◆ Set task:
Omit the images. Copy each entry word for word.

◆ Given entries:
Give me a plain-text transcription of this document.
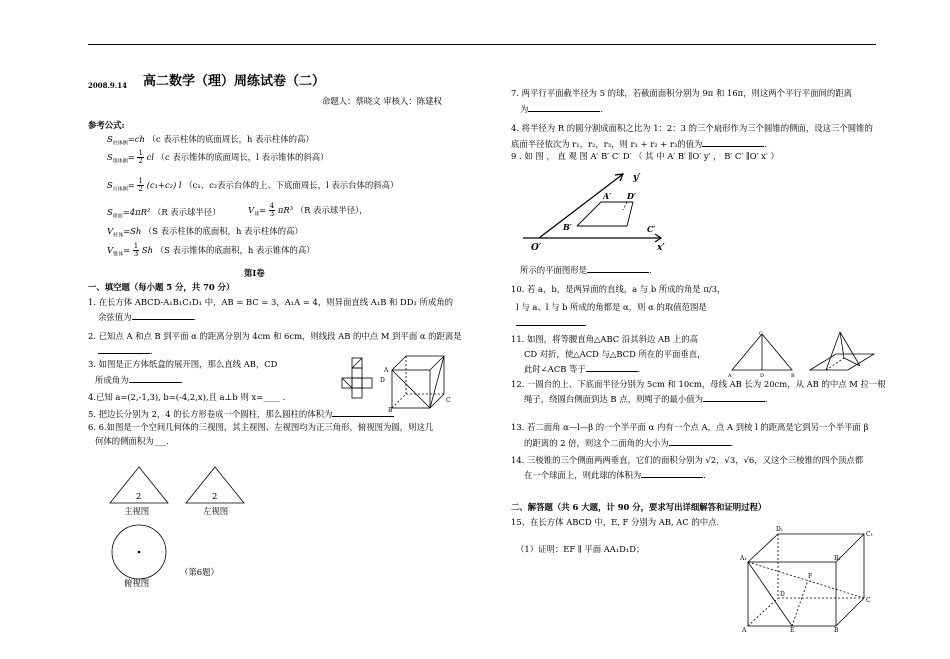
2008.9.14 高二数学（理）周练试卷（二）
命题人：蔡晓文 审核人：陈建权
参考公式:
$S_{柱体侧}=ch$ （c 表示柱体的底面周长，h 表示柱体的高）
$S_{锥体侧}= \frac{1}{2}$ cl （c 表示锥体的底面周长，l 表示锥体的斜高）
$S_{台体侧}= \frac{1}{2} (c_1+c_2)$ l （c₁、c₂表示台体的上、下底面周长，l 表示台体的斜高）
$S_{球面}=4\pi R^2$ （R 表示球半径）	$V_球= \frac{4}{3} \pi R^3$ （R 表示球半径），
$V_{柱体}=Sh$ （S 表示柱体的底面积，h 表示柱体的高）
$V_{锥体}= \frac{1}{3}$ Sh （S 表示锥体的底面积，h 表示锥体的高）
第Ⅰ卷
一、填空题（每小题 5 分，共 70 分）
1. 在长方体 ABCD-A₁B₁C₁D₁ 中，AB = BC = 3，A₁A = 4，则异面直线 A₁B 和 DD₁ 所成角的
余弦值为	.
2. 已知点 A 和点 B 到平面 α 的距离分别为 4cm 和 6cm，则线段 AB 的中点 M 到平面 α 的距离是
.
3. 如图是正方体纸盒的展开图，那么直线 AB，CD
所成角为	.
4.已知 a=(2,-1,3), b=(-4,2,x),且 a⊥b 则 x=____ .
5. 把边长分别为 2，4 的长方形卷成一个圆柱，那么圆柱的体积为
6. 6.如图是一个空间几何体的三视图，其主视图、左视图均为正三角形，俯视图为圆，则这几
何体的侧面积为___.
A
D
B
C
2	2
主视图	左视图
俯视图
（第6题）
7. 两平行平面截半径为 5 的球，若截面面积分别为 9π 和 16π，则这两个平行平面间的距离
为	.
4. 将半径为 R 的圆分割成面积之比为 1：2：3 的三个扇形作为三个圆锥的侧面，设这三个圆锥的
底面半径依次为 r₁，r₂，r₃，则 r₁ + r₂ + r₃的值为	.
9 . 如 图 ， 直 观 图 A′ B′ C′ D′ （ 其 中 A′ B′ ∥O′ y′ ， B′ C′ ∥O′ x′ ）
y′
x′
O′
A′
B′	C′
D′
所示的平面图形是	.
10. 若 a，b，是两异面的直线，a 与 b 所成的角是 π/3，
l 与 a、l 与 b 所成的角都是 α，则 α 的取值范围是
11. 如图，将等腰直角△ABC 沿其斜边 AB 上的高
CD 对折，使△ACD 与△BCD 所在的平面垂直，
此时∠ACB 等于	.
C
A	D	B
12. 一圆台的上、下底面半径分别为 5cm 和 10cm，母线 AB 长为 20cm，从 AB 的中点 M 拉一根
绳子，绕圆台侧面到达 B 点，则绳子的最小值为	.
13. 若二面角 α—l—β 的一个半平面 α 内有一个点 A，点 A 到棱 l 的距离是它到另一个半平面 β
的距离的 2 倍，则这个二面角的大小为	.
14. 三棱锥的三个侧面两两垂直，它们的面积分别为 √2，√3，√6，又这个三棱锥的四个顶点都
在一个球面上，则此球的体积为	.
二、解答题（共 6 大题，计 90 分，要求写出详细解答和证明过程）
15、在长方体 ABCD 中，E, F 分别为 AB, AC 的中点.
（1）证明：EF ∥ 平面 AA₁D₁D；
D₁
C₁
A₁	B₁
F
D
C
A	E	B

◆ Complete output:
Give me a plain-text transcription of this document.
2008.9.14 高二数学（理）周练试卷（二）
命题人：蔡晓文 审核人：陈建权
参考公式:
$S_{柱体侧}=ch$ （c 表示柱体的底面周长，h 表示柱体的高）
$S_{锥体侧}= \frac{1}{2}$ cl （c 表示锥体的底面周长，l 表示锥体的斜高）
$S_{台体侧}= \frac{1}{2} (c_1+c_2)$ l （c₁、c₂表示台体的上、下底面周长，l 表示台体的斜高）
$S_{球面}=4\pi R^2$ （R 表示球半径）	$V_球= \frac{4}{3} \pi R^3$ （R 表示球半径），
$V_{柱体}=Sh$ （S 表示柱体的底面积，h 表示柱体的高）
$V_{锥体}= \frac{1}{3}$ Sh （S 表示锥体的底面积，h 表示锥体的高）
第Ⅰ卷
一、填空题（每小题 5 分，共 70 分）
1. 在长方体 ABCD-A₁B₁C₁D₁ 中，AB = BC = 3，A₁A = 4，则异面直线 A₁B 和 DD₁ 所成角的
余弦值为	.
2. 已知点 A 和点 B 到平面 α 的距离分别为 4cm 和 6cm，则线段 AB 的中点 M 到平面 α 的距离是
.
3. 如图是正方体纸盒的展开图，那么直线 AB，CD
所成角为	.
4.已知 a=(2,-1,3), b=(-4,2,x),且 a⊥b 则 x=____ .
5. 把边长分别为 2，4 的长方形卷成一个圆柱，那么圆柱的体积为
6. 6.如图是一个空间几何体的三视图，其主视图、左视图均为正三角形，俯视图为圆，则这几
何体的侧面积为___.
A
D
B
C
2	2
主视图	左视图
俯视图
（第6题）
7. 两平行平面截半径为 5 的球，若截面面积分别为 9π 和 16π，则这两个平行平面间的距离
为	.
4. 将半径为 R 的圆分割成面积之比为 1：2：3 的三个扇形作为三个圆锥的侧面，设这三个圆锥的
底面半径依次为 r₁，r₂，r₃，则 r₁ + r₂ + r₃的值为	.
9 . 如 图 ， 直 观 图 A′ B′ C′ D′ （ 其 中 A′ B′ ∥O′ y′ ， B′ C′ ∥O′ x′ ）
y′
x′
O′
A′
B′	C′
D′
所示的平面图形是	.
10. 若 a，b，是两异面的直线，a 与 b 所成的角是 π/3，
l 与 a、l 与 b 所成的角都是 α，则 α 的取值范围是
11. 如图，将等腰直角△ABC 沿其斜边 AB 上的高
CD 对折，使△ACD 与△BCD 所在的平面垂直，
此时∠ACB 等于	.
C
A	D	B
12. 一圆台的上、下底面半径分别为 5cm 和 10cm，母线 AB 长为 20cm，从 AB 的中点 M 拉一根
绳子，绕圆台侧面到达 B 点，则绳子的最小值为	.
13. 若二面角 α—l—β 的一个半平面 α 内有一个点 A，点 A 到棱 l 的距离是它到另一个半平面 β
的距离的 2 倍，则这个二面角的大小为	.
14. 三棱锥的三个侧面两两垂直，它们的面积分别为 √2，√3，√6，又这个三棱锥的四个顶点都
在一个球面上，则此球的体积为	.
二、解答题（共 6 大题，计 90 分，要求写出详细解答和证明过程）
15、在长方体 ABCD 中，E, F 分别为 AB, AC 的中点.
（1）证明：EF ∥ 平面 AA₁D₁D；
D₁
C₁
A₁	B₁
F
D
C
A	E	B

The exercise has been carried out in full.